─── Texto dado
Retrato de Augusto II de Sajonia por  Marcello Bacciarelli

Retrato de Augusto II de Sajonia, por Marcello Bacciarelli

Picotazos de historia

Augusto II de Sajonia, el gigante al que le encantaba gastar bromas

Fanfarrón pero en buen tono, divertido, taimado si lo exigía la ocasión, amaba las bromas

Augusto II de Sajonia (1670 – 1733) fue una personalidad deslumbrante. Medía más de dos metros y poseía una fortaleza hercúlea que gustaba de exhibir –enderezaba herraduras y, si estaba de humor pícaro, luego pedía al embajador o invitado que juntara las muñecas y cerraba el hierro alrededor de estas para, inmediatamente, despedirle. Teniendo, el invitado, que abandonar la estancia desconcertado y engrilletado–, era amante de la cultura, de las artes (de las que fue importante mecenas) y un individuo de gran vitalidad, en todos los sentidos.
──────
─── Datos proporcionados
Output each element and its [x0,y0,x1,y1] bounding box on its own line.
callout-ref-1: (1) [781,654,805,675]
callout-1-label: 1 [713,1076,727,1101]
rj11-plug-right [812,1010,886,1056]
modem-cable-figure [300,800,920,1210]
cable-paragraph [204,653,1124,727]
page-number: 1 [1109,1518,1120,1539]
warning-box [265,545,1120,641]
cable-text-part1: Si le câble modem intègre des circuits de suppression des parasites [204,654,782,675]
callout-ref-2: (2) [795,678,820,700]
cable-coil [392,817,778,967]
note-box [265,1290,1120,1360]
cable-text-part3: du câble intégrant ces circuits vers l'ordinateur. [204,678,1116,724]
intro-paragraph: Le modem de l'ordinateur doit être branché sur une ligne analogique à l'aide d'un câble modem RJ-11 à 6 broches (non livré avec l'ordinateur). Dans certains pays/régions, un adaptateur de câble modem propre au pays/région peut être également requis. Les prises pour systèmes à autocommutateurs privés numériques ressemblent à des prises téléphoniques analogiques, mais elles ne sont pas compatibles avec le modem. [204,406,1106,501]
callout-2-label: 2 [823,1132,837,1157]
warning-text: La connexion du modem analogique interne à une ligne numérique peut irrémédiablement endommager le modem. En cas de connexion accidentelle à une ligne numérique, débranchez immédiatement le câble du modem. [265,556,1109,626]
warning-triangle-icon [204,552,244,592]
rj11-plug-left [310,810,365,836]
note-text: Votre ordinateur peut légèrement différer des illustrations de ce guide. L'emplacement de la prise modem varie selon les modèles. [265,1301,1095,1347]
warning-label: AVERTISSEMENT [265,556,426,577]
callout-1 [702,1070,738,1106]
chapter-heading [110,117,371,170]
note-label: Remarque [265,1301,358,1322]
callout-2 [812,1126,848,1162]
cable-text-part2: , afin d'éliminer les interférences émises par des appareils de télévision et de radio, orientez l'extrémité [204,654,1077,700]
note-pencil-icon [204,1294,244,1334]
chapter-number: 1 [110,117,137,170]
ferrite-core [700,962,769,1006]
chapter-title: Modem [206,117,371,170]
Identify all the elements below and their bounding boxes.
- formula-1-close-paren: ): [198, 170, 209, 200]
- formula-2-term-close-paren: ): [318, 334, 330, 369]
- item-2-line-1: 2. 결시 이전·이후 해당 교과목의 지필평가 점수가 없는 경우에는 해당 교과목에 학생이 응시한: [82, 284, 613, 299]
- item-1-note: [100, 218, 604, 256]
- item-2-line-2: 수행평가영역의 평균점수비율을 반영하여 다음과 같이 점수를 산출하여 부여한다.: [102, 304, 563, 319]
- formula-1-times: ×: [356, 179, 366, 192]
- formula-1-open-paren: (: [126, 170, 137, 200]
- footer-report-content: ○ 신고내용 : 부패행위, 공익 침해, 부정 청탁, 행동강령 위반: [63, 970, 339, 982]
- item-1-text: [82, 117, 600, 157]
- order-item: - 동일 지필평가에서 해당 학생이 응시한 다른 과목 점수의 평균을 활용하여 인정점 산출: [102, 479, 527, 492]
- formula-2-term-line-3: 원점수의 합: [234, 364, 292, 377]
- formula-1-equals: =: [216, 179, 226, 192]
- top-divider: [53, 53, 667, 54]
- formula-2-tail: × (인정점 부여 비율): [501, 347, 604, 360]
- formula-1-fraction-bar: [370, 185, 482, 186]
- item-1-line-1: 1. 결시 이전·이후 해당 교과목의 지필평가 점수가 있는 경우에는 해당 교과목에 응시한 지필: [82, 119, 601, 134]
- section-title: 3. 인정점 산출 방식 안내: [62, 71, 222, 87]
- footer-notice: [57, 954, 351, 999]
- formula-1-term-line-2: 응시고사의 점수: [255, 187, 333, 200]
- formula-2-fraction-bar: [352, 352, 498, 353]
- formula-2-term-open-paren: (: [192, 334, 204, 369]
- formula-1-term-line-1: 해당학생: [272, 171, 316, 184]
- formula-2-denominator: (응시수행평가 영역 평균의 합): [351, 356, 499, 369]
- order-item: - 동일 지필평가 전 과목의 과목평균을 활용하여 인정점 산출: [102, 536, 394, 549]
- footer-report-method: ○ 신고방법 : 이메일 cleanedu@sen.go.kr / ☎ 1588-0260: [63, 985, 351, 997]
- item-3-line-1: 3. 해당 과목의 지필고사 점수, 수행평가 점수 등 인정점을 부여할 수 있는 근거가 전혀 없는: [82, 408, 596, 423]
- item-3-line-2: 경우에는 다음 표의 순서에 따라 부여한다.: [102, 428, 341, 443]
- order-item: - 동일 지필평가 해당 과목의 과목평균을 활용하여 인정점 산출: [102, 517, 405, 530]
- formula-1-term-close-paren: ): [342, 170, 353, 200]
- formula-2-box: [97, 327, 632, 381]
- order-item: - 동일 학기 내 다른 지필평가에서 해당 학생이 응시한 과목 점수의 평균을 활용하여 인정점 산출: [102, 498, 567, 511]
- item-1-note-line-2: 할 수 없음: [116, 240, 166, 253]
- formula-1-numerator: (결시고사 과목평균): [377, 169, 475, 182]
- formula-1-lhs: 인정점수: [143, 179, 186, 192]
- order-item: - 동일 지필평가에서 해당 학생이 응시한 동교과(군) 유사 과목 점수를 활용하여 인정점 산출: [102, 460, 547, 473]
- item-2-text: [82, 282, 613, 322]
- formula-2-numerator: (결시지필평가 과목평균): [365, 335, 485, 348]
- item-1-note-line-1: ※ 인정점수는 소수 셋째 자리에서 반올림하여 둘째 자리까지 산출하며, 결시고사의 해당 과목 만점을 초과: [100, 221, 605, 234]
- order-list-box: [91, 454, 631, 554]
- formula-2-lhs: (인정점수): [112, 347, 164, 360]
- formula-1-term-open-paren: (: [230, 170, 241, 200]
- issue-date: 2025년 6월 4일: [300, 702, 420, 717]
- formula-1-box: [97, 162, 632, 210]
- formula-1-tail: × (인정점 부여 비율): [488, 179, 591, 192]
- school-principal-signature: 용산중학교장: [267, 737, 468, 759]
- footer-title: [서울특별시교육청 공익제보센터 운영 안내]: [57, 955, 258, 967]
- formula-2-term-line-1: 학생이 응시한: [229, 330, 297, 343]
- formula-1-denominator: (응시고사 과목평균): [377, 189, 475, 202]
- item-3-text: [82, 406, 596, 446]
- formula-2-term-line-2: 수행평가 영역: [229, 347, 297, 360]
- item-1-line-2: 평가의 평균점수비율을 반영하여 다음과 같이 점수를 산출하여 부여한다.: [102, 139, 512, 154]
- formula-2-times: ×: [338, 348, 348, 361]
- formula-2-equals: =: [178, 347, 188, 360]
──────
Retos:
(a) Indica si cada afirmación coincide con el texto sobre Augusto II de Sajonia. Responde sí o no y cita las palabras exactas del texto que lo deciden: (i) Augusto II medía más de dos metros. (ii) Augusto II fue mecenas de las artes. (iii) Augusto II despreciaba la cultura.
(b) Según el texto sobre Augusto II de Sajonia, ¿qué le pedía Augusto II al embajador o invitado después de enderezar una herradura, cuando estaba de humor pícaro?
(c) Continúa el texto sobre Augusto II de Sajonia a partir de su última oración.

Respuestas en orden:
(a)
(i) Sí: "Medía más de dos metros".
(ii) Sí: "de las que fue importante mecenas".
(iii) No: "era amante de la cultura".

(b) Le pedía que juntara las muñecas, y luego cerraba el hierro alrededor de ellas.

(c)
Viendo la oportunidad de adquirir la corona de Polonia, no dudó en convertirse al catolicismo. Lo que conllevó que su esposa –firme protestante– decidiera hacer vida separada, en protesta por esa decisión. A Augusto no le importó en absoluto. Dejó un heredero con Eberdina de Hohenzollern (su esposa), nueve hijos reconocidos con diferentes mujeres (de los cuales el más conocido fue el mariscal Mauricio de Sajonia ) y una pléyade de bastardos (se cifran entre trescientos cincuenta y ochocientos). Con el paso de los años fue amante de dos generaciones y siempre se sospechó que la hija de su antigua amante (y amante de turno) en realidad era su propia hija.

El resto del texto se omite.